== DOCUMENT PASSAGE ==

Some 70,000 people in Frankfurt will have to leave their homes this weekend in one of the 
biggest such evacuations in post-war Germany, police said Wednesday, after an unexploded 
World War-II bomb nicknamed "blockbuster" was uncovered.

The operation on Sunday will allow for the safe defusal of the 1,400-tonne British bomb, 
which German media said was nicknamed "Wohnblockknacker" (blockbuster) during the war for 
its ability to wipe out whole streets or buildings.
The unexploded bomb was discovered on Tuesday during building work a stone's throw from the 
Westend Campus of the Goethe University Frankfurt, police said in a statement.

Officers are guarding the site and there "is currently no danger".

Police said the bomb in question was a HC 4000, a so-called high capacity bomb used in air
raids by British forces.

"Due to the large size of the bomb, extensive evacuation measures must be taken," police 
said.

===
== GIVEN INFORMATION ==

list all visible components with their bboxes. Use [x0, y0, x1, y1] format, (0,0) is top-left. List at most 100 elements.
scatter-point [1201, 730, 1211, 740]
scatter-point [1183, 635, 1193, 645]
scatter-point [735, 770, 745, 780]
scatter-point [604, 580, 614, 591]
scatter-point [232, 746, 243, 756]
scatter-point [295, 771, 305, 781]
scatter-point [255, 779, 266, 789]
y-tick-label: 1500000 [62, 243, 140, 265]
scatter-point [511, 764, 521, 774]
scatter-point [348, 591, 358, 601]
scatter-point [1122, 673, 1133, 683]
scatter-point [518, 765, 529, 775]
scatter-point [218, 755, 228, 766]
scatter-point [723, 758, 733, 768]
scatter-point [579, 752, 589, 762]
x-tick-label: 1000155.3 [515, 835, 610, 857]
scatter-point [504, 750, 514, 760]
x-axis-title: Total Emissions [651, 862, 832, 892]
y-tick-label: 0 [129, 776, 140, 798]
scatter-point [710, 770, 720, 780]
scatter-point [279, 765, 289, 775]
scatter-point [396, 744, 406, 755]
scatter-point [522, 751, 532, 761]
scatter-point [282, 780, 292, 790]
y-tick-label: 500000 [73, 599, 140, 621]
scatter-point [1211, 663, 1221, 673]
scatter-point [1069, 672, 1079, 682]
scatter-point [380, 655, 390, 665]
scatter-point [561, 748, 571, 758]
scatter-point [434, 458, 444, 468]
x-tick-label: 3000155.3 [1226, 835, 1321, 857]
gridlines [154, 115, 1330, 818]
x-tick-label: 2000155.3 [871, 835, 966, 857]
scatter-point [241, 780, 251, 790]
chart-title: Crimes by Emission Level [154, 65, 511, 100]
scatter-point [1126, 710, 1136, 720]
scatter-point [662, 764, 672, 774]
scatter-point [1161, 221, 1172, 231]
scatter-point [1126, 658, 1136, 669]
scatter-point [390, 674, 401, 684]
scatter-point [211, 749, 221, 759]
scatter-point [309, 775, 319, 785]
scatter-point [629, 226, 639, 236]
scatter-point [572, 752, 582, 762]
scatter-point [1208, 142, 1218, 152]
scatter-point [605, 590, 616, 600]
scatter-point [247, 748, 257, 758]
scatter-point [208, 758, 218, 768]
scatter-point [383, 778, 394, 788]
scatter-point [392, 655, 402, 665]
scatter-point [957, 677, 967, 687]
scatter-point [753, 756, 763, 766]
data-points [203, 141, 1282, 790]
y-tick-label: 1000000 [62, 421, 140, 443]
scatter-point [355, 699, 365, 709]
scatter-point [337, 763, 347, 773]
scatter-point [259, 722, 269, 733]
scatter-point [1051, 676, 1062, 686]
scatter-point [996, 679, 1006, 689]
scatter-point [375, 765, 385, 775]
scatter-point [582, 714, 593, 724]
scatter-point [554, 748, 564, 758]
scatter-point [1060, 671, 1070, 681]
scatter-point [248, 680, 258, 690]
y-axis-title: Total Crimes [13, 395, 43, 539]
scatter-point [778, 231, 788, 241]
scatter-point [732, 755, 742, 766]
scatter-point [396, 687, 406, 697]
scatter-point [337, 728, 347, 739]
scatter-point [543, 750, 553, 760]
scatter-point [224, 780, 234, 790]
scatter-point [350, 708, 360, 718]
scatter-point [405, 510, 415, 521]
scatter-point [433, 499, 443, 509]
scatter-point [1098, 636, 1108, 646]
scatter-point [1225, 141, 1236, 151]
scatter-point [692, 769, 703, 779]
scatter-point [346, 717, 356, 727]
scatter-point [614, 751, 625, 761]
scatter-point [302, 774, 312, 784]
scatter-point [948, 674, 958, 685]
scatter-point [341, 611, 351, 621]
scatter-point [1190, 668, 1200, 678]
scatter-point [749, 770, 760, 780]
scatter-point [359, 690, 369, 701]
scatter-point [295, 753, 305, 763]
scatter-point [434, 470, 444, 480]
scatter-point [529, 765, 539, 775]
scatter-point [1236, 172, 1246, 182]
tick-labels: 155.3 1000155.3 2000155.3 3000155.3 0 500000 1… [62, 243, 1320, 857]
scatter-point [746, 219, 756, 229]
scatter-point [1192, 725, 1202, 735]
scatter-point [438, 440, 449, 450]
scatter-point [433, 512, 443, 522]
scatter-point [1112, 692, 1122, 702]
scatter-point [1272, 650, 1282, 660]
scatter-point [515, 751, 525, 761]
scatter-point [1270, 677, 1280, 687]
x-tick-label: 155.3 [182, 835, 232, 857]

===

REQUESTS:
- a) Switch "Officers" to "Security staff" in the Frankfurt bomb article between "Officers are guarding" and "by British forces.", inclusive, and write out that portion.
- b) Resume the Frankfurt bomb article after its last sentence.
The data has no connection to the Frankfurt bomb article.

THE ANSWERS:
- a)
Security staff are guarding the site and there "is currently no danger".

Police said the bomb in question was a HC 4000, a so-called high capacity bomb used in air
raids by British forces.

- b)
The Wismarer street where the ordnance was found is close to the city centre and just some 
2.5 kilometres (1.5 miles) north of the main Zeil shopping area.

More than 70 years after the end of the war, unexploded bombs are regularly found buried on 
German land, legacies of the intense bombing campaigns by the Allied forces against Nazi 
Germany.

One of the biggest such evacuations to date took place last Christmas, when another 
unexploded British bomb forced 54,000 people out of their homes in the southern city of 
Augsburg.

Another 50,000 residents had to leave their homes in the northern city of Hanover in May 
for an operation to defuse several WWII-era bombs.